- _Dataset items_
-- BEGIN --

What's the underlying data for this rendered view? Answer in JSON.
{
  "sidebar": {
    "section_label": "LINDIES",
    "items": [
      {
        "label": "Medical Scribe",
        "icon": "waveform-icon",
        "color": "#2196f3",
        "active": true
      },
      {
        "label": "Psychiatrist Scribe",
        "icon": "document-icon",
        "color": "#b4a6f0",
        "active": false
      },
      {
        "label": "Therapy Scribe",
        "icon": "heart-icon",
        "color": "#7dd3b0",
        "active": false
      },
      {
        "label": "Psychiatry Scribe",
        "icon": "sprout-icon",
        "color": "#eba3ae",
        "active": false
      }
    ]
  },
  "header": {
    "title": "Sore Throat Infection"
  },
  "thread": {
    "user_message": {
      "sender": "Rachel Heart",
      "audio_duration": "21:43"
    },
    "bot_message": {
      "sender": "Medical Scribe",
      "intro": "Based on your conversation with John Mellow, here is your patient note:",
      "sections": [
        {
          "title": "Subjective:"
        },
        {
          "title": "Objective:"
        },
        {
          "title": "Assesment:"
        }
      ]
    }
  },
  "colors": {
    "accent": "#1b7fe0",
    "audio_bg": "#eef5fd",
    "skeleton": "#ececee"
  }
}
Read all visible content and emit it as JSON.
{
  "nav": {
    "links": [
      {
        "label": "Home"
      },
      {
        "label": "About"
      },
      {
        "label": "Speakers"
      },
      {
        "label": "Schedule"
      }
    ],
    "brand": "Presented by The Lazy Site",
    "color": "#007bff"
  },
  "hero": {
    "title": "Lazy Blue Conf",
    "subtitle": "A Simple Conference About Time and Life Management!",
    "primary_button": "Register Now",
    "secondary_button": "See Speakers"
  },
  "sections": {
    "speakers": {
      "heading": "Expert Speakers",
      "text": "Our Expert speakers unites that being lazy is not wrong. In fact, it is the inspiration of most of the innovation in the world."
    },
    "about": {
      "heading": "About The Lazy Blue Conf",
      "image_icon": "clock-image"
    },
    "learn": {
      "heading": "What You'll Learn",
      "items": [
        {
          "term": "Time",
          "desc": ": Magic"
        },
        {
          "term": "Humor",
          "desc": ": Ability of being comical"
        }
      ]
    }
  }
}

-- END --

- _EXERCISE OBJECTIVE_
Copy each entry exactly, with nothing added or dropped.

- _SOLUTION FOR THIS TASK_
What's the underlying data for this rendered view? Answer in JSON.
{
  "sidebar": {
    "section_label": "LINDIES",
    "items": [
      {
        "label": "Medical Scribe",
        "icon": "waveform-icon",
        "color": "#2196f3",
        "active": true
      },
      {
        "label": "Psychiatrist Scribe",
        "icon": "document-icon",
        "color": "#b4a6f0",
        "active": false
      },
      {
        "label": "Therapy Scribe",
        "icon": "heart-icon",
        "color": "#7dd3b0",
        "active": false
      },
      {
        "label": "Psychiatry Scribe",
        "icon": "sprout-icon",
        "color": "#eba3ae",
        "active": false
      }
    ]
  },
  "header": {
    "title": "Sore Throat Infection"
  },
  "thread": {
    "user_message": {
      "sender": "Rachel Heart",
      "audio_duration": "21:43"
    },
    "bot_message": {
      "sender": "Medical Scribe",
      "intro": "Based on your conversation with John Mellow, here is your patient note:",
      "sections": [
        {
          "title": "Subjective:"
        },
        {
          "title": "Objective:"
        },
        {
          "title": "Assesment:"
        }
      ]
    }
  },
  "colors": {
    "accent": "#1b7fe0",
    "audio_bg": "#eef5fd",
    "skeleton": "#ececee"
  }
}
Read all visible content and emit it as JSON.
{
  "nav": {
    "links": [
      {
        "label": "Home"
      },
      {
        "label": "About"
      },
      {
        "label": "Speakers"
      },
      {
        "label": "Schedule"
      }
    ],
    "brand": "Presented by The Lazy Site",
    "color": "#007bff"
  },
  "hero": {
    "title": "Lazy Blue Conf",
    "subtitle": "A Simple Conference About Time and Life Management!",
    "primary_button": "Register Now",
    "secondary_button": "See Speakers"
  },
  "sections": {
    "speakers": {
      "heading": "Expert Speakers",
      "text": "Our Expert speakers unites that being lazy is not wrong. In fact, it is the inspiration of most of the innovation in the world."
    },
    "about": {
      "heading": "About The Lazy Blue Conf",
      "image_icon": "clock-image"
    },
    "learn": {
      "heading": "What You'll Learn",
      "items": [
        {
          "term": "Time",
          "desc": ": Magic"
        },
        {
          "term": "Humor",
          "desc": ": Ability of being comical"
        }
      ]
    }
  }
}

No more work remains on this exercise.